Learn R Programming

rockchalk (version 1.8.111)

summarizeNumerics: Extracts numeric variables and presents an summary in a workable format.

Description

Finds the numeric variables, and ignores the others. (See summarizeFactors for a function that handles non-numeric variables). It will provide quantiles (which ones are specified by probs as well as other summary statistics, as specified by stats. Results are returned in a data frame. The main benefits from this compared to R's default summary are 1) more summary information is returned for each variable (dispersion), 2) the results are returned in a form that is easy to use in further analysis, 3) the columns in the output may be alphabetized.

Usage

summarizeNumerics(dat, alphaSort = FALSE, probs = c(0, 0.5, 1),
  stats = TRUE, na.rm = TRUE, unbiased = TRUE)

Arguments

dat

a data frame or a matrix

alphaSort

If TRUE, the columns are re-organized in alphabetical order. If FALSE, they are presented in the original order.

probs

Controls calculation of quantiles. If FALSE, no quantile estimates are provided. If TRUE, the quantile function is called with probs = c(0, 0.5, 1.0), corresponding to labels which will appear in output, c("min", "med", "max"). Users may specify any vector of real values in [0,1]. In output, however, labels will be c("min", "med", "max") or "pctile_dd clarity.

▶ [Problem requirements]:
Continue the summarizeNumerics help page from the point where it stops. The items have no connection to the summarizeNumerics help page.

▶ [Dataset content]:
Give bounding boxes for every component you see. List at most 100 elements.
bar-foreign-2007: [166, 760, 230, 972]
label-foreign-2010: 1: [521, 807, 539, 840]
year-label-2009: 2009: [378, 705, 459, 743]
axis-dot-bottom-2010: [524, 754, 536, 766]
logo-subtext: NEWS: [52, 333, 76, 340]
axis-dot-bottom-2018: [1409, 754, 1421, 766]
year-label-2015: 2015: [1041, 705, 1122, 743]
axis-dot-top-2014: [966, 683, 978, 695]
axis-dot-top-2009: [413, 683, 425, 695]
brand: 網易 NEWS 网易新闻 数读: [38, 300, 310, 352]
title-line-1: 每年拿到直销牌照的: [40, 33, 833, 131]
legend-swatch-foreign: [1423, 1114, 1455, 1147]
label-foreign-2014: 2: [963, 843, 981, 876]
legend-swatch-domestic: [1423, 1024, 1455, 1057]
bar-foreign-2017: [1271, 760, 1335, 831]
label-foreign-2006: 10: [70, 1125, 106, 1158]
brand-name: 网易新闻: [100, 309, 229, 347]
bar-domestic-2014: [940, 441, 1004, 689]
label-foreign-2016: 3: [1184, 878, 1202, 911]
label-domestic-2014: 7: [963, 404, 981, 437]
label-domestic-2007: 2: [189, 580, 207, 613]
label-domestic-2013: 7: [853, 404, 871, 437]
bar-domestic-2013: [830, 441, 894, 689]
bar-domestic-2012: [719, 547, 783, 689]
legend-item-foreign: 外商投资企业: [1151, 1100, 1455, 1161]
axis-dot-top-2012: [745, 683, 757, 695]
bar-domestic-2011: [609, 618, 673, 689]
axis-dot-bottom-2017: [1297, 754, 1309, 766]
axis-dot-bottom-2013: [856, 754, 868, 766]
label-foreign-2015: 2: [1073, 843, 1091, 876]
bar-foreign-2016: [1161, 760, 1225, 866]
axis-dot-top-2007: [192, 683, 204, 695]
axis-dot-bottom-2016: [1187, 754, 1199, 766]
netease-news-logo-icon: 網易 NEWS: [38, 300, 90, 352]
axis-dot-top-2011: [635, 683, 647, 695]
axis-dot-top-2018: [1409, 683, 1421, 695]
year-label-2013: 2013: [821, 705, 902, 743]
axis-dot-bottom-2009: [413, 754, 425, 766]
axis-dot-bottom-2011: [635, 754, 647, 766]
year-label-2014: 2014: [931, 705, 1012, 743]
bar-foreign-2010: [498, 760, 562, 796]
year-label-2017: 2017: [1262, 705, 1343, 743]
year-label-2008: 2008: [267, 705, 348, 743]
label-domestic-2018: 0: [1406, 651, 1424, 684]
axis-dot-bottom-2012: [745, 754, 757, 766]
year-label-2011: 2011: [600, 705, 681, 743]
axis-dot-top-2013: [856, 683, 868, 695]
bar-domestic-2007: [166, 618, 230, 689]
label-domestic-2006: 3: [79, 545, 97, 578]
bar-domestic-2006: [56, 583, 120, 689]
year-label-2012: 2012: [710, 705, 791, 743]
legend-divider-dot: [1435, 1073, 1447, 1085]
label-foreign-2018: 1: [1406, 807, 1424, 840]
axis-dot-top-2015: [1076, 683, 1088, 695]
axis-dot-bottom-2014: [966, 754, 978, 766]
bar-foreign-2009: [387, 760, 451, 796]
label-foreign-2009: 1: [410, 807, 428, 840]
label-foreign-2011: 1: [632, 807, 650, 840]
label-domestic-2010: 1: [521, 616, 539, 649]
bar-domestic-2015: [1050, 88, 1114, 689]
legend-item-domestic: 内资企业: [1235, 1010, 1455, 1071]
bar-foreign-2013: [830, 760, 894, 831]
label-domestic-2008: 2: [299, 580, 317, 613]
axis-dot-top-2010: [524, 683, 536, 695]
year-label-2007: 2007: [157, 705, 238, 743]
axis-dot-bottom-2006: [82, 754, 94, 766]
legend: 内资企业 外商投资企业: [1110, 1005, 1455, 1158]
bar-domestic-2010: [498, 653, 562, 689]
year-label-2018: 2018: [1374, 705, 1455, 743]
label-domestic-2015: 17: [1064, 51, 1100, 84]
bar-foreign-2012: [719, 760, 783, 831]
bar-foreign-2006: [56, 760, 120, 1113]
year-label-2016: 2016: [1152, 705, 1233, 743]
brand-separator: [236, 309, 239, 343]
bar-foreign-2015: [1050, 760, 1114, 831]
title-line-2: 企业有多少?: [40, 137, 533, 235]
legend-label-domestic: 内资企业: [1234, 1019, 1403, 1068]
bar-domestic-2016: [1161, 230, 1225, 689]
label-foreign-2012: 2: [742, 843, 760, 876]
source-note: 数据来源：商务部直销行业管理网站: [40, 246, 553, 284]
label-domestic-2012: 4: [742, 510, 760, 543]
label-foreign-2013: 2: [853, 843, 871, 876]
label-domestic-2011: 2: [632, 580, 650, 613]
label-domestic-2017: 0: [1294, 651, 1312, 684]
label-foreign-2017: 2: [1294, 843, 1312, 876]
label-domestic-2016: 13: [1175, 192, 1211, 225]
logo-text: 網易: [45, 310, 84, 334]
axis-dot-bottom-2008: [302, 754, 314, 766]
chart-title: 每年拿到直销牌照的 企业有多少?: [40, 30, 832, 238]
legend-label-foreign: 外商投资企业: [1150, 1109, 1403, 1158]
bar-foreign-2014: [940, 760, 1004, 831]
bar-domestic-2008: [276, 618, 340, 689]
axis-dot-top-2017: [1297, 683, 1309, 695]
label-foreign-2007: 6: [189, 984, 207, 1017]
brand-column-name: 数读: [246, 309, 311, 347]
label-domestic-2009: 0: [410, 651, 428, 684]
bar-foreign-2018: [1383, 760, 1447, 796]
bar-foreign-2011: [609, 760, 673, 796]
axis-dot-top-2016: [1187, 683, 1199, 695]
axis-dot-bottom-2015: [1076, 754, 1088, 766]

▶ [Result]:
stats

Can be TRUE/FALSE or a vector of desired summary stats. The full set of allowed labels is c("mean", "sd", "var", "skewness", "kurtosis", "nobs", "nmiss"). If TRUE (default), result includes everything except variance. I.e., TRUE is same as c("mean", "sd", "skewness", "kurtosis", "nobs", "nmiss"). If FALSE, provide none of these. "nobs" means number of observations with non-missing, finite scores (not NA, NaN, -Inf, or Inf). "nmiss" is the number of cases with values of NA.

na.rm

default TRUE. Should missing data be removed?

unbiased

If TRUE (default), skewness and kurtosis are calculated with biased corrected (N-1) divisor in the standard devation.

Value

a data.frame with one row per summary element and the rows representing the variables.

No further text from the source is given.